**Work instructions:** Reproduce the stretch of the data from the very first line through the line containing "classification-button[interactable]: M — [782, 354, 795, 367]", with both of those lines included and every character unchanged.

[Collected data entries]
▶

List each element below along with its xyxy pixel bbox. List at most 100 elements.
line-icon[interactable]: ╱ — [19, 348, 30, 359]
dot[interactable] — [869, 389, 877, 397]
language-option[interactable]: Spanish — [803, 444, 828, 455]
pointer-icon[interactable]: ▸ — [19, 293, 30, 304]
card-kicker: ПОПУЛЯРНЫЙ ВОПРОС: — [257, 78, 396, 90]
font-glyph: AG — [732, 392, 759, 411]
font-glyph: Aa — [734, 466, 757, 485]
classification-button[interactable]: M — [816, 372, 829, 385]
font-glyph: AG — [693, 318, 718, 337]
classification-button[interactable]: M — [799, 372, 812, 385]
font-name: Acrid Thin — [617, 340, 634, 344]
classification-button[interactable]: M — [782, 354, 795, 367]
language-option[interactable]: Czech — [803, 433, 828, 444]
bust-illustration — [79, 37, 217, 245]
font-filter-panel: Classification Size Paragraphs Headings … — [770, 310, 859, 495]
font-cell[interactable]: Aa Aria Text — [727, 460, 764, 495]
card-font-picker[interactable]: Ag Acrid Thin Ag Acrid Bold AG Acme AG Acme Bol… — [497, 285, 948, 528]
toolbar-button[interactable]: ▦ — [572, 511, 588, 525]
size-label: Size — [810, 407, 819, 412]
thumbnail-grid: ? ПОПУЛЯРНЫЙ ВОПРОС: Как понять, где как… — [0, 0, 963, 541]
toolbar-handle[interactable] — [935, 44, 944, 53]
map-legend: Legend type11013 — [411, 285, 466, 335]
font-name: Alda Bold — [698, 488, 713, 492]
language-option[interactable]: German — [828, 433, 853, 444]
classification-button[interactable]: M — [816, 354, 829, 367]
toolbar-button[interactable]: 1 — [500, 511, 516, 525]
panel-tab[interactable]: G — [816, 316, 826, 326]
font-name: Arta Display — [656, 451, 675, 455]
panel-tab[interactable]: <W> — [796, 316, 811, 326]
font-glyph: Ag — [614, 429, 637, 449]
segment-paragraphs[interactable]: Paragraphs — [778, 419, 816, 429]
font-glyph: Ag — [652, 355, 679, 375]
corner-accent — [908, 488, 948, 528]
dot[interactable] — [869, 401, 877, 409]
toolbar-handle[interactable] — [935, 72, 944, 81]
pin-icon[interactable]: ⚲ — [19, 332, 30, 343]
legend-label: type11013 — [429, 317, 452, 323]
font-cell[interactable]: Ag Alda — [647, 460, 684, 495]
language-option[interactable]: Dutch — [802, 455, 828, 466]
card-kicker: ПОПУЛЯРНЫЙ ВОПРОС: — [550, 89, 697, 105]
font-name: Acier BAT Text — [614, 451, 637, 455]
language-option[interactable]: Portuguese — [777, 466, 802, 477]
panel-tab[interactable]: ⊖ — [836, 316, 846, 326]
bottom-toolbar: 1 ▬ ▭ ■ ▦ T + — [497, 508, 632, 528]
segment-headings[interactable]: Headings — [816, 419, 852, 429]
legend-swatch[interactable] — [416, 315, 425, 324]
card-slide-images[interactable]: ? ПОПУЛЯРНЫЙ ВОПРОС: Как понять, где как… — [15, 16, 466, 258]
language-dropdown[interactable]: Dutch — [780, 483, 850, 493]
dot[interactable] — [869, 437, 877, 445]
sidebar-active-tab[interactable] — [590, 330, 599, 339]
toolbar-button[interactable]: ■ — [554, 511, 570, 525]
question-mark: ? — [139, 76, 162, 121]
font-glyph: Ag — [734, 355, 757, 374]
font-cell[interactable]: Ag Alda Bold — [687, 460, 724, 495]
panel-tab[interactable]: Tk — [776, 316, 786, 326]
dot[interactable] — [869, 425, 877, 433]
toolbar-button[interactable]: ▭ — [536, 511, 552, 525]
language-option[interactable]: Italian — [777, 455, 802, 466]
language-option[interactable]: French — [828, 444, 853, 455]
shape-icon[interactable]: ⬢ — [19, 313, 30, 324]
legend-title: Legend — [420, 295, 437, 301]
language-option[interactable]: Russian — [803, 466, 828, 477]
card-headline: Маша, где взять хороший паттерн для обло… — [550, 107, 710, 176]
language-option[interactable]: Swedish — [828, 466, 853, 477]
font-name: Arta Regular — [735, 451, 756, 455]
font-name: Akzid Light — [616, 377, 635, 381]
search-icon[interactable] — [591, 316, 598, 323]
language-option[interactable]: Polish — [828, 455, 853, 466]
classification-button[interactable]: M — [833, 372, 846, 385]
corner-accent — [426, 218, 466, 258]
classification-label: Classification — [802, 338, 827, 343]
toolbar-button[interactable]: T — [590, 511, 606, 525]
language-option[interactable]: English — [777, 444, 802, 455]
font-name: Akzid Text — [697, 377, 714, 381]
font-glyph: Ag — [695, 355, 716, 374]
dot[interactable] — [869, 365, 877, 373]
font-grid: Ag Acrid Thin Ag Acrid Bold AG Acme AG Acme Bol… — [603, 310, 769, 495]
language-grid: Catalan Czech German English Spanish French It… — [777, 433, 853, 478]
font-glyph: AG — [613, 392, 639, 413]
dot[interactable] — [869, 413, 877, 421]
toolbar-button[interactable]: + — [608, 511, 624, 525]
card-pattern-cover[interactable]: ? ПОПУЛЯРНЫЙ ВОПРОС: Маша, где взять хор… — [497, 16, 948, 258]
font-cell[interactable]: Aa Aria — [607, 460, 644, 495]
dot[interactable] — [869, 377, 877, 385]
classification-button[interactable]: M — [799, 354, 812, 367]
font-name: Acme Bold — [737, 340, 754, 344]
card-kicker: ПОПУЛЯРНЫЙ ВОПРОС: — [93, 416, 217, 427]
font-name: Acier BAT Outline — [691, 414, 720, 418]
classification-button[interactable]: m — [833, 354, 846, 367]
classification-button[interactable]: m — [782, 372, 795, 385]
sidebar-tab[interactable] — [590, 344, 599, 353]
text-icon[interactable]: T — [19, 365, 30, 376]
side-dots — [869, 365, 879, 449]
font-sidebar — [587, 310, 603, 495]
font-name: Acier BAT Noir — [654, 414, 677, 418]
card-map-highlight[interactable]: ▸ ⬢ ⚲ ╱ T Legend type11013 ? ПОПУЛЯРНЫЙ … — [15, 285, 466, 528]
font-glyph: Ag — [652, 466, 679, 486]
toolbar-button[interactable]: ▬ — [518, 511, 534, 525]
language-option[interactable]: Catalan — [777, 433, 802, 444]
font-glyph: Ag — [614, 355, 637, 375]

◀

**Solution:**
List each element below along with its xyxy pixel bbox. List at most 100 elements.
line-icon[interactable]: ╱ — [19, 348, 30, 359]
dot[interactable] — [869, 389, 877, 397]
language-option[interactable]: Spanish — [803, 444, 828, 455]
pointer-icon[interactable]: ▸ — [19, 293, 30, 304]
card-kicker: ПОПУЛЯРНЫЙ ВОПРОС: — [257, 78, 396, 90]
font-glyph: AG — [732, 392, 759, 411]
font-glyph: Aa — [734, 466, 757, 485]
classification-button[interactable]: M — [816, 372, 829, 385]
font-glyph: AG — [693, 318, 718, 337]
classification-button[interactable]: M — [799, 372, 812, 385]
font-name: Acrid Thin — [617, 340, 634, 344]
classification-button[interactable]: M — [782, 354, 795, 367]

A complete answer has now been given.